Rows from a dataset:
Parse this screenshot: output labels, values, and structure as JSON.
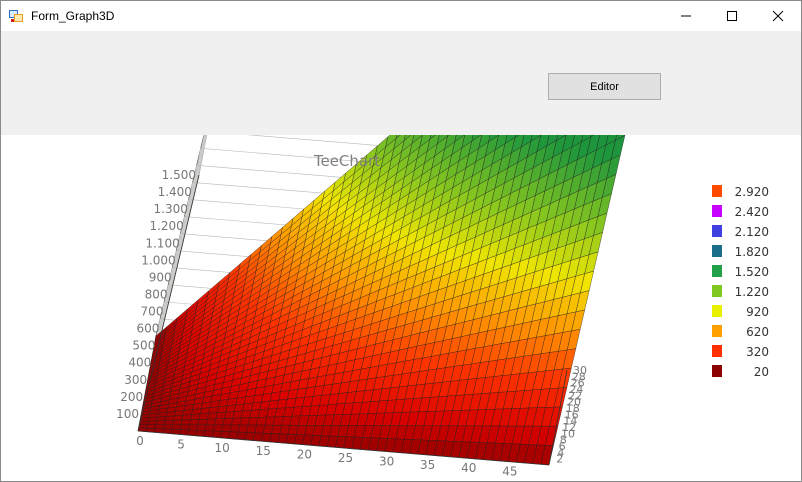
{
  "window": {
    "title": "Form_Graph3D",
    "minimize_glyph": "—",
    "maximize_glyph": "☐",
    "close_glyph": "✕"
  },
  "toolbar": {
    "editor_label": "Editor"
  },
  "chart_data": {
    "type": "surface3d",
    "title": "TeeChart",
    "y_ticks": [
      "100",
      "200",
      "300",
      "400",
      "500",
      "600",
      "700",
      "800",
      "900",
      "1.000",
      "1.100",
      "1.200",
      "1.300",
      "1.400",
      "1.500"
    ],
    "x_ticks": [
      "0",
      "5",
      "10",
      "15",
      "20",
      "25",
      "30",
      "35",
      "40",
      "45"
    ],
    "z_ticks": [
      "2",
      "4",
      "6",
      "8",
      "10",
      "12",
      "14",
      "16",
      "18",
      "20",
      "22",
      "24",
      "26",
      "28",
      "30"
    ],
    "x_range": [
      0,
      50
    ],
    "z_range": [
      0,
      30
    ],
    "y_range": [
      0,
      1500
    ],
    "legend": [
      {
        "label": "2.920",
        "color": "#ff4b00"
      },
      {
        "label": "2.420",
        "color": "#c800ff"
      },
      {
        "label": "2.120",
        "color": "#4040e0"
      },
      {
        "label": "1.820",
        "color": "#1a6e8a"
      },
      {
        "label": "1.520",
        "color": "#22a04a"
      },
      {
        "label": "1.220",
        "color": "#80c820"
      },
      {
        "label": "920",
        "color": "#e8f000"
      },
      {
        "label": "620",
        "color": "#ffa000"
      },
      {
        "label": "320",
        "color": "#ff3000"
      },
      {
        "label": "20",
        "color": "#8b0000"
      }
    ],
    "legend_position": "right",
    "wall_color": "#ffffe0"
  }
}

● **Work instructions**
Restate the whole listing above exactly, please, omitting every image.

● **Result for this exercise**
Parse this screenshot: output labels, values, and structure as JSON.
{
  "window": {
    "title": "Form_Graph3D",
    "minimize_glyph": "—",
    "maximize_glyph": "☐",
    "close_glyph": "✕"
  },
  "toolbar": {
    "editor_label": "Editor"
  },
  "chart_data": {
    "type": "surface3d",
    "title": "TeeChart",
    "y_ticks": [
      "100",
      "200",
      "300",
      "400",
      "500",
      "600",
      "700",
      "800",
      "900",
      "1.000",
      "1.100",
      "1.200",
      "1.300",
      "1.400",
      "1.500"
    ],
    "x_ticks": [
      "0",
      "5",
      "10",
      "15",
      "20",
      "25",
      "30",
      "35",
      "40",
      "45"
    ],
    "z_ticks": [
      "2",
      "4",
      "6",
      "8",
      "10",
      "12",
      "14",
      "16",
      "18",
      "20",
      "22",
      "24",
      "26",
      "28",
      "30"
    ],
    "x_range": [
      0,
      50
    ],
    "z_range": [
      0,
      30
    ],
    "y_range": [
      0,
      1500
    ],
    "legend": [
      {
        "label": "2.920",
        "color": "#ff4b00"
      },
      {
        "label": "2.420",
        "color": "#c800ff"
      },
      {
        "label": "2.120",
        "color": "#4040e0"
      },
      {
        "label": "1.820",
        "color": "#1a6e8a"
      },
      {
        "label": "1.520",
        "color": "#22a04a"
      },
      {
        "label": "1.220",
        "color": "#80c820"
      },
      {
        "label": "920",
        "color": "#e8f000"
      },
      {
        "label": "620",
        "color": "#ffa000"
      },
      {
        "label": "320",
        "color": "#ff3000"
      },
      {
        "label": "20",
        "color": "#8b0000"
      }
    ],
    "legend_position": "right",
    "wall_color": "#ffffe0"
  }
}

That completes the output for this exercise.